◆ What is asked ◆
Print the listing that follows, character for character.

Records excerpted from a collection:
○ ○ ○ ○
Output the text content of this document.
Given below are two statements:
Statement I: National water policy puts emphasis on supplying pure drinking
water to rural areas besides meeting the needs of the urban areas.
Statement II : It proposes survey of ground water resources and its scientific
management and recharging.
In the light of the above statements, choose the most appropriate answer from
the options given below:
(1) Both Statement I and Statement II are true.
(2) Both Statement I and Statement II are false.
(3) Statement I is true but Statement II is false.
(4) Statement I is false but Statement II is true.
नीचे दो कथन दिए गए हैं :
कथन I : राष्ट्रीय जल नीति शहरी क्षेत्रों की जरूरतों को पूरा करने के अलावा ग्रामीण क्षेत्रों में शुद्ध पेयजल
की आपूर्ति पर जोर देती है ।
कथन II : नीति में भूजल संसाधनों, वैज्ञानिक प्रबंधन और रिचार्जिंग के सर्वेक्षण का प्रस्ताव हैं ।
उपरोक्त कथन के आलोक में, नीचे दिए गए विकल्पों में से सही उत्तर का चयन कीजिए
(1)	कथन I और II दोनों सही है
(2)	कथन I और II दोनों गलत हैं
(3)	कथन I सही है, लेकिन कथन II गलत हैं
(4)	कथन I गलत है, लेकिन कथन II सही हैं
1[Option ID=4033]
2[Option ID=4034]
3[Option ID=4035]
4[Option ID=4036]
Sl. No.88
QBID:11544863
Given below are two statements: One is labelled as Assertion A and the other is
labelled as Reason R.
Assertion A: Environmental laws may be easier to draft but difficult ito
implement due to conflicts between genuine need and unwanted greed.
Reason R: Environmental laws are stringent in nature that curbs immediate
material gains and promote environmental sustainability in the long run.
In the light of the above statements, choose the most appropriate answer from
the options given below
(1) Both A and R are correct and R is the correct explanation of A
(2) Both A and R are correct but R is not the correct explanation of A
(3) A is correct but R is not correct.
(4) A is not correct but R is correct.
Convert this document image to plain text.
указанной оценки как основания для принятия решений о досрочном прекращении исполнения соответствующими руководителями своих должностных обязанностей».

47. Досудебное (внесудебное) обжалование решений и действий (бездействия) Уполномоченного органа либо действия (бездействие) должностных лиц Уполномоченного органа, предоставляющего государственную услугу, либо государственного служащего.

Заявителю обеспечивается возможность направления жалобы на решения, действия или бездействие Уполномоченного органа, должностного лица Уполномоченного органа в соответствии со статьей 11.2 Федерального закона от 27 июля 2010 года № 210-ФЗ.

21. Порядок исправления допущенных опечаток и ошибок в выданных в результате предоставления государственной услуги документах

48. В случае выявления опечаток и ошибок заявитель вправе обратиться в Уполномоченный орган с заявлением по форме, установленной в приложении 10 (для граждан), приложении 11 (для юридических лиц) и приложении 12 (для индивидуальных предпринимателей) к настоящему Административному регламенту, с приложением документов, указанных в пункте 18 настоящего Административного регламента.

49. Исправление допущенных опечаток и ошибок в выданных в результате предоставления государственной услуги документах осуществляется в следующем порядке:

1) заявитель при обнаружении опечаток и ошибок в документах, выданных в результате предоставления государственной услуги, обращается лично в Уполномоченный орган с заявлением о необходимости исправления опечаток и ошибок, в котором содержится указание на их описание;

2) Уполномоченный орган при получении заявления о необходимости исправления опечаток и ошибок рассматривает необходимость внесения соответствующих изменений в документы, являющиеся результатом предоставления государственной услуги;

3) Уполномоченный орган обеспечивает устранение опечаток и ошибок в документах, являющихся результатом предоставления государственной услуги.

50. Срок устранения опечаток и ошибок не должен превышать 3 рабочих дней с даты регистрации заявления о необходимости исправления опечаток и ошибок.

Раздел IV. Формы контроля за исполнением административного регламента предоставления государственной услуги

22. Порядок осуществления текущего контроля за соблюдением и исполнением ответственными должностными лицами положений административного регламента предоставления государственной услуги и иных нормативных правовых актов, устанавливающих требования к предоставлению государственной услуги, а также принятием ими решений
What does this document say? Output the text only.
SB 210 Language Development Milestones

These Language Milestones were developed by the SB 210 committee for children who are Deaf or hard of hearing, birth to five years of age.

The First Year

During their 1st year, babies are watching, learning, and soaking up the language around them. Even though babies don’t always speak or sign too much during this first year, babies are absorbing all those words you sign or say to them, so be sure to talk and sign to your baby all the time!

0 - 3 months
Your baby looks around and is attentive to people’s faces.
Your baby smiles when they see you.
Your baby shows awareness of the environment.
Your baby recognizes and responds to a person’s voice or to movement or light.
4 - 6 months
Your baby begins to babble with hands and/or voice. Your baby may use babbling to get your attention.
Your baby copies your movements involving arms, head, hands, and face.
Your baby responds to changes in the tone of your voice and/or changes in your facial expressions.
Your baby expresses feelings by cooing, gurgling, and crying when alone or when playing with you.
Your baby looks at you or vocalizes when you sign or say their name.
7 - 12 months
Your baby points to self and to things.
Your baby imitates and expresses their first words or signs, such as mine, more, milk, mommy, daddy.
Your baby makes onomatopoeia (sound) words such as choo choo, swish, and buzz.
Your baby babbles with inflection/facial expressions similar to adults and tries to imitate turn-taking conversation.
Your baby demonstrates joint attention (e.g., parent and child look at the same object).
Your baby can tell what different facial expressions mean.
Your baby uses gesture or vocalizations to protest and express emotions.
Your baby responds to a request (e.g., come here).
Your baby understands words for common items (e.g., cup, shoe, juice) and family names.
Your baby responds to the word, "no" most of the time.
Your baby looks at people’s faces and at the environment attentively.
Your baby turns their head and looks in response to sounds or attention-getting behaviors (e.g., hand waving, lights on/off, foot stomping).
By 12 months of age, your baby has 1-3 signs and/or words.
○ ○ ○ ○
◆ Complete answer ◆
Output the text content of this document.
Given below are two statements:
Statement I: National water policy puts emphasis on supplying pure drinking
water to rural areas besides meeting the needs of the urban areas.
Statement II : It proposes survey of ground water resources and its scientific
management and recharging.
In the light of the above statements, choose the most appropriate answer from
the options given below:
(1) Both Statement I and Statement II are true.
(2) Both Statement I and Statement II are false.
(3) Statement I is true but Statement II is false.
(4) Statement I is false but Statement II is true.
नीचे दो कथन दिए गए हैं :
कथन I : राष्ट्रीय जल नीति शहरी क्षेत्रों की जरूरतों को पूरा करने के अलावा ग्रामीण क्षेत्रों में शुद्ध पेयजल
की आपूर्ति पर जोर देती है ।
कथन II : नीति में भूजल संसाधनों, वैज्ञानिक प्रबंधन और रिचार्जिंग के सर्वेक्षण का प्रस्ताव हैं ।
उपरोक्त कथन के आलोक में, नीचे दिए गए विकल्पों में से सही उत्तर का चयन कीजिए
(1)	कथन I और II दोनों सही है
(2)	कथन I और II दोनों गलत हैं
(3)	कथन I सही है, लेकिन कथन II गलत हैं
(4)	कथन I गलत है, लेकिन कथन II सही हैं
1[Option ID=4033]
2[Option ID=4034]
3[Option ID=4035]
4[Option ID=4036]
Sl. No.88
QBID:11544863
Given below are two statements: One is labelled as Assertion A and the other is
labelled as Reason R.
Assertion A: Environmental laws may be easier to draft but difficult ito
implement due to conflicts between genuine need and unwanted greed.
Reason R: Environmental laws are stringent in nature that curbs immediate
material gains and promote environmental sustainability in the long run.
In the light of the above statements, choose the most appropriate answer from
the options given below
(1) Both A and R are correct and R is the correct explanation of A
(2) Both A and R are correct but R is not the correct explanation of A
(3) A is correct but R is not correct.
(4) A is not correct but R is correct.
Convert this document image to plain text.
указанной оценки как основания для принятия решений о досрочном прекращении исполнения соответствующими руководителями своих должностных обязанностей».

47. Досудебное (внесудебное) обжалование решений и действий (бездействия) Уполномоченного органа либо действия (бездействие) должностных лиц Уполномоченного органа, предоставляющего государственную услугу, либо государственного служащего.

Заявителю обеспечивается возможность направления жалобы на решения, действия или бездействие Уполномоченного органа, должностного лица Уполномоченного органа в соответствии со статьей 11.2 Федерального закона от 27 июля 2010 года № 210-ФЗ.

21. Порядок исправления допущенных опечаток и ошибок в выданных в результате предоставления государственной услуги документах

48. В случае выявления опечаток и ошибок заявитель вправе обратиться в Уполномоченный орган с заявлением по форме, установленной в приложении 10 (для граждан), приложении 11 (для юридических лиц) и приложении 12 (для индивидуальных предпринимателей) к настоящему Административному регламенту, с приложением документов, указанных в пункте 18 настоящего Административного регламента.

49. Исправление допущенных опечаток и ошибок в выданных в результате предоставления государственной услуги документах осуществляется в следующем порядке:

1) заявитель при обнаружении опечаток и ошибок в документах, выданных в результате предоставления государственной услуги, обращается лично в Уполномоченный орган с заявлением о необходимости исправления опечаток и ошибок, в котором содержится указание на их описание;

2) Уполномоченный орган при получении заявления о необходимости исправления опечаток и ошибок рассматривает необходимость внесения соответствующих изменений в документы, являющиеся результатом предоставления государственной услуги;

3) Уполномоченный орган обеспечивает устранение опечаток и ошибок в документах, являющихся результатом предоставления государственной услуги.

50. Срок устранения опечаток и ошибок не должен превышать 3 рабочих дней с даты регистрации заявления о необходимости исправления опечаток и ошибок.

Раздел IV. Формы контроля за исполнением административного регламента предоставления государственной услуги

22. Порядок осуществления текущего контроля за соблюдением и исполнением ответственными должностными лицами положений административного регламента предоставления государственной услуги и иных нормативных правовых актов, устанавливающих требования к предоставлению государственной услуги, а также принятием ими решений
What does this document say? Output the text only.
SB 210 Language Development Milestones

These Language Milestones were developed by the SB 210 committee for children who are Deaf or hard of hearing, birth to five years of age.

The First Year

During their 1st year, babies are watching, learning, and soaking up the language around them. Even though babies don’t always speak or sign too much during this first year, babies are absorbing all those words you sign or say to them, so be sure to talk and sign to your baby all the time!

0 - 3 months
Your baby looks around and is attentive to people’s faces.
Your baby smiles when they see you.
Your baby shows awareness of the environment.
Your baby recognizes and responds to a person’s voice or to movement or light.
4 - 6 months
Your baby begins to babble with hands and/or voice. Your baby may use babbling to get your attention.
Your baby copies your movements involving arms, head, hands, and face.
Your baby responds to changes in the tone of your voice and/or changes in your facial expressions.
Your baby expresses feelings by cooing, gurgling, and crying when alone or when playing with you.
Your baby looks at you or vocalizes when you sign or say their name.
7 - 12 months
Your baby points to self and to things.
Your baby imitates and expresses their first words or signs, such as mine, more, milk, mommy, daddy.
Your baby makes onomatopoeia (sound) words such as choo choo, swish, and buzz.
Your baby babbles with inflection/facial expressions similar to adults and tries to imitate turn-taking conversation.
Your baby demonstrates joint attention (e.g., parent and child look at the same object).
Your baby can tell what different facial expressions mean.
Your baby uses gesture or vocalizations to protest and express emotions.
Your baby responds to a request (e.g., come here).
Your baby understands words for common items (e.g., cup, shoe, juice) and family names.
Your baby responds to the word, "no" most of the time.
Your baby looks at people’s faces and at the environment attentively.
Your baby turns their head and looks in response to sounds or attention-getting behaviors (e.g., hand waving, lights on/off, foot stomping).
By 12 months of age, your baby has 1-3 signs and/or words.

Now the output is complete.